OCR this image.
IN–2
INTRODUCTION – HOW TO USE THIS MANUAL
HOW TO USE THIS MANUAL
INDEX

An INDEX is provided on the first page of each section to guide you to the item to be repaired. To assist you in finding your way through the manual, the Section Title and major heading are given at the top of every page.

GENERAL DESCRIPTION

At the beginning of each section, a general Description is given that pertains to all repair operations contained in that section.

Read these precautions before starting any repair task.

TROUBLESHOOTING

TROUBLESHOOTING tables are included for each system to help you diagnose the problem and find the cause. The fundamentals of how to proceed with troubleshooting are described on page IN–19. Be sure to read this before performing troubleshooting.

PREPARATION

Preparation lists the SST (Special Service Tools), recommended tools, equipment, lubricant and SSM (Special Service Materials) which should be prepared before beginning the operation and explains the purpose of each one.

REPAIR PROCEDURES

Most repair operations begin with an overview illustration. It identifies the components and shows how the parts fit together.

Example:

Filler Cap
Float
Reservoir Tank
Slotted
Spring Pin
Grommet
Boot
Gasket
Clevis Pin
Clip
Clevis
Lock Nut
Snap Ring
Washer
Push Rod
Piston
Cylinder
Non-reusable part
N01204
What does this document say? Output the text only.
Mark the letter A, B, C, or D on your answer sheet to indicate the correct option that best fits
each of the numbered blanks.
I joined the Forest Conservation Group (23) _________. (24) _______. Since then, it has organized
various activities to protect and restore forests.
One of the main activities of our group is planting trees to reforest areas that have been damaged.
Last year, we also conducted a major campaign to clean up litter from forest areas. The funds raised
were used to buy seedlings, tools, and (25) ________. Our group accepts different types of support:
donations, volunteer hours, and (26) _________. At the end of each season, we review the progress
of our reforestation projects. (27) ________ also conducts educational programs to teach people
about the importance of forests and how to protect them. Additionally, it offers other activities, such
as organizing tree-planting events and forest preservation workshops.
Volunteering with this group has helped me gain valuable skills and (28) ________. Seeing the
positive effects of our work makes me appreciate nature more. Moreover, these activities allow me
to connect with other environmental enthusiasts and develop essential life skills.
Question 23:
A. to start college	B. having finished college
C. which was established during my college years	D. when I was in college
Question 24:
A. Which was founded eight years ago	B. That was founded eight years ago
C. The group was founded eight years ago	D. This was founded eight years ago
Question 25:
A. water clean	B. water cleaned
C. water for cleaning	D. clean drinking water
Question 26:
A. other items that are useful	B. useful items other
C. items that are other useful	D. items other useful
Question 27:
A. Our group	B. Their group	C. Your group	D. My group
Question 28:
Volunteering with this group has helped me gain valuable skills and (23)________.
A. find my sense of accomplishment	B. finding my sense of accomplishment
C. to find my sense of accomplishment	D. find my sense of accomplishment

※ ※ ※

INSTRUCTION: Reproduce the material above exactly; please quote every line of it.

RESPONSE FOR THIS EXERCISE:
OCR this image.
IN–2
INTRODUCTION – HOW TO USE THIS MANUAL
HOW TO USE THIS MANUAL
INDEX

An INDEX is provided on the first page of each section to guide you to the item to be repaired. To assist you in finding your way through the manual, the Section Title and major heading are given at the top of every page.

GENERAL DESCRIPTION

At the beginning of each section, a general Description is given that pertains to all repair operations contained in that section.

Read these precautions before starting any repair task.

TROUBLESHOOTING

TROUBLESHOOTING tables are included for each system to help you diagnose the problem and find the cause. The fundamentals of how to proceed with troubleshooting are described on page IN–19. Be sure to read this before performing troubleshooting.

PREPARATION

Preparation lists the SST (Special Service Tools), recommended tools, equipment, lubricant and SSM (Special Service Materials) which should be prepared before beginning the operation and explains the purpose of each one.

REPAIR PROCEDURES

Most repair operations begin with an overview illustration. It identifies the components and shows how the parts fit together.

Example:

Filler Cap
Float
Reservoir Tank
Slotted
Spring Pin
Grommet
Boot
Gasket
Clevis Pin
Clip
Clevis
Lock Nut
Snap Ring
Washer
Push Rod
Piston
Cylinder
Non-reusable part
N01204
What does this document say? Output the text only.
Mark the letter A, B, C, or D on your answer sheet to indicate the correct option that best fits
each of the numbered blanks.
I joined the Forest Conservation Group (23) _________. (24) _______. Since then, it has organized
various activities to protect and restore forests.
One of the main activities of our group is planting trees to reforest areas that have been damaged.
Last year, we also conducted a major campaign to clean up litter from forest areas. The funds raised
were used to buy seedlings, tools, and (25) ________. Our group accepts different types of support:
donations, volunteer hours, and (26) _________. At the end of each season, we review the progress
of our reforestation projects. (27) ________ also conducts educational programs to teach people
about the importance of forests and how to protect them. Additionally, it offers other activities, such
as organizing tree-planting events and forest preservation workshops.
Volunteering with this group has helped me gain valuable skills and (28) ________. Seeing the
positive effects of our work makes me appreciate nature more. Moreover, these activities allow me
to connect with other environmental enthusiasts and develop essential life skills.
Question 23:
A. to start college	B. having finished college
C. which was established during my college years	D. when I was in college
Question 24:
A. Which was founded eight years ago	B. That was founded eight years ago
C. The group was founded eight years ago	D. This was founded eight years ago
Question 25:
A. water clean	B. water cleaned
C. water for cleaning	D. clean drinking water
Question 26:
A. other items that are useful	B. useful items other
C. items that are other useful	D. items other useful
Question 27:
A. Our group	B. Their group	C. Your group	D. My group
Question 28:
Volunteering with this group has helped me gain valuable skills and (23)________.
A. find my sense of accomplishment	B. finding my sense of accomplishment
C. to find my sense of accomplishment	D. find my sense of accomplishment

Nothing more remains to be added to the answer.